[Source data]
☆ ☆ ☆ ☆ ☆

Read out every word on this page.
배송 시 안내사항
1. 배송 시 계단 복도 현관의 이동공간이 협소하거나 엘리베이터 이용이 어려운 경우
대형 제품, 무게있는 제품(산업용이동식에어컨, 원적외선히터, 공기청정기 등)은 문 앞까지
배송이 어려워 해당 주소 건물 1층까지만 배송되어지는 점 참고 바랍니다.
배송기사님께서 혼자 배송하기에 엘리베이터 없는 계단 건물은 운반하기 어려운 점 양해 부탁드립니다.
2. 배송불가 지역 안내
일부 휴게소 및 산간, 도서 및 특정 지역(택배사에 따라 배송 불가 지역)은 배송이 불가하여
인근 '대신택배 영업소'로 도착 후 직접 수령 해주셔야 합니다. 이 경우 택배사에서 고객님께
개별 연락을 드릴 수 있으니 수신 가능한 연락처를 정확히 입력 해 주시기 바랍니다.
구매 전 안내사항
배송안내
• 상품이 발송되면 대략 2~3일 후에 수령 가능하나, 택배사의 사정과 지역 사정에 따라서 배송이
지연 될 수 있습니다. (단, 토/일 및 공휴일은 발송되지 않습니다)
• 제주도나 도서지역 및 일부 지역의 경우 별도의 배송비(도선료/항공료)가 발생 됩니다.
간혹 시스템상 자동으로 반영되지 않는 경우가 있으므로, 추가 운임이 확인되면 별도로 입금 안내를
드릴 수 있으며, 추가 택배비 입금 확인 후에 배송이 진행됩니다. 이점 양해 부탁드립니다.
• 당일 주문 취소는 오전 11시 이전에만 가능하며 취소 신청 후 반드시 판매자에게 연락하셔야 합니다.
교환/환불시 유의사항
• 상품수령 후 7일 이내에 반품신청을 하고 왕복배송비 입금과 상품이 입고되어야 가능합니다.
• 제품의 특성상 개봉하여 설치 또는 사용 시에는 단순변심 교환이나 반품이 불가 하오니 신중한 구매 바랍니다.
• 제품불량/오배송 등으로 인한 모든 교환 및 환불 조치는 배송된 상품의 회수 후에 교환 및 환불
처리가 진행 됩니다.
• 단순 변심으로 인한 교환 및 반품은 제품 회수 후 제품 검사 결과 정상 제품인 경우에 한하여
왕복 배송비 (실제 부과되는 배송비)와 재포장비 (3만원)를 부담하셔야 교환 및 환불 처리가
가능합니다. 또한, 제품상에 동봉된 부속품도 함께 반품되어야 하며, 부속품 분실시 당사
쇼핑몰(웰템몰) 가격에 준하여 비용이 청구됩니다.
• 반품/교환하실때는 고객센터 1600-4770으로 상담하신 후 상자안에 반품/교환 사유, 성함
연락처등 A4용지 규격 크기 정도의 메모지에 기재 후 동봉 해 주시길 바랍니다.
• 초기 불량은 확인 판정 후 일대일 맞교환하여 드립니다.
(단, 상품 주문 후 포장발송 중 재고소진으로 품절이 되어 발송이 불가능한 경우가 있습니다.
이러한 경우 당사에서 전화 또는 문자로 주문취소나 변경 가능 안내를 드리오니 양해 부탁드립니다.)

☆ ☆ ☆ ☆ ☆

*What you are asked to do*:
Repeat all the entries word for word.

*Written reply*:
Read out every word on this page.
배송 시 안내사항
1. 배송 시 계단 복도 현관의 이동공간이 협소하거나 엘리베이터 이용이 어려운 경우
대형 제품, 무게있는 제품(산업용이동식에어컨, 원적외선히터, 공기청정기 등)은 문 앞까지
배송이 어려워 해당 주소 건물 1층까지만 배송되어지는 점 참고 바랍니다.
배송기사님께서 혼자 배송하기에 엘리베이터 없는 계단 건물은 운반하기 어려운 점 양해 부탁드립니다.
2. 배송불가 지역 안내
일부 휴게소 및 산간, 도서 및 특정 지역(택배사에 따라 배송 불가 지역)은 배송이 불가하여
인근 '대신택배 영업소'로 도착 후 직접 수령 해주셔야 합니다. 이 경우 택배사에서 고객님께
개별 연락을 드릴 수 있으니 수신 가능한 연락처를 정확히 입력 해 주시기 바랍니다.
구매 전 안내사항
배송안내
• 상품이 발송되면 대략 2~3일 후에 수령 가능하나, 택배사의 사정과 지역 사정에 따라서 배송이
지연 될 수 있습니다. (단, 토/일 및 공휴일은 발송되지 않습니다)
• 제주도나 도서지역 및 일부 지역의 경우 별도의 배송비(도선료/항공료)가 발생 됩니다.
간혹 시스템상 자동으로 반영되지 않는 경우가 있으므로, 추가 운임이 확인되면 별도로 입금 안내를
드릴 수 있으며, 추가 택배비 입금 확인 후에 배송이 진행됩니다. 이점 양해 부탁드립니다.
• 당일 주문 취소는 오전 11시 이전에만 가능하며 취소 신청 후 반드시 판매자에게 연락하셔야 합니다.
교환/환불시 유의사항
• 상품수령 후 7일 이내에 반품신청을 하고 왕복배송비 입금과 상품이 입고되어야 가능합니다.
• 제품의 특성상 개봉하여 설치 또는 사용 시에는 단순변심 교환이나 반품이 불가 하오니 신중한 구매 바랍니다.
• 제품불량/오배송 등으로 인한 모든 교환 및 환불 조치는 배송된 상품의 회수 후에 교환 및 환불
처리가 진행 됩니다.
• 단순 변심으로 인한 교환 및 반품은 제품 회수 후 제품 검사 결과 정상 제품인 경우에 한하여
왕복 배송비 (실제 부과되는 배송비)와 재포장비 (3만원)를 부담하셔야 교환 및 환불 처리가
가능합니다. 또한, 제품상에 동봉된 부속품도 함께 반품되어야 하며, 부속품 분실시 당사
쇼핑몰(웰템몰) 가격에 준하여 비용이 청구됩니다.
• 반품/교환하실때는 고객센터 1600-4770으로 상담하신 후 상자안에 반품/교환 사유, 성함
연락처등 A4용지 규격 크기 정도의 메모지에 기재 후 동봉 해 주시길 바랍니다.
• 초기 불량은 확인 판정 후 일대일 맞교환하여 드립니다.
(단, 상품 주문 후 포장발송 중 재고소진으로 품절이 되어 발송이 불가능한 경우가 있습니다.
이러한 경우 당사에서 전화 또는 문자로 주문취소나 변경 가능 안내를 드리오니 양해 부탁드립니다.)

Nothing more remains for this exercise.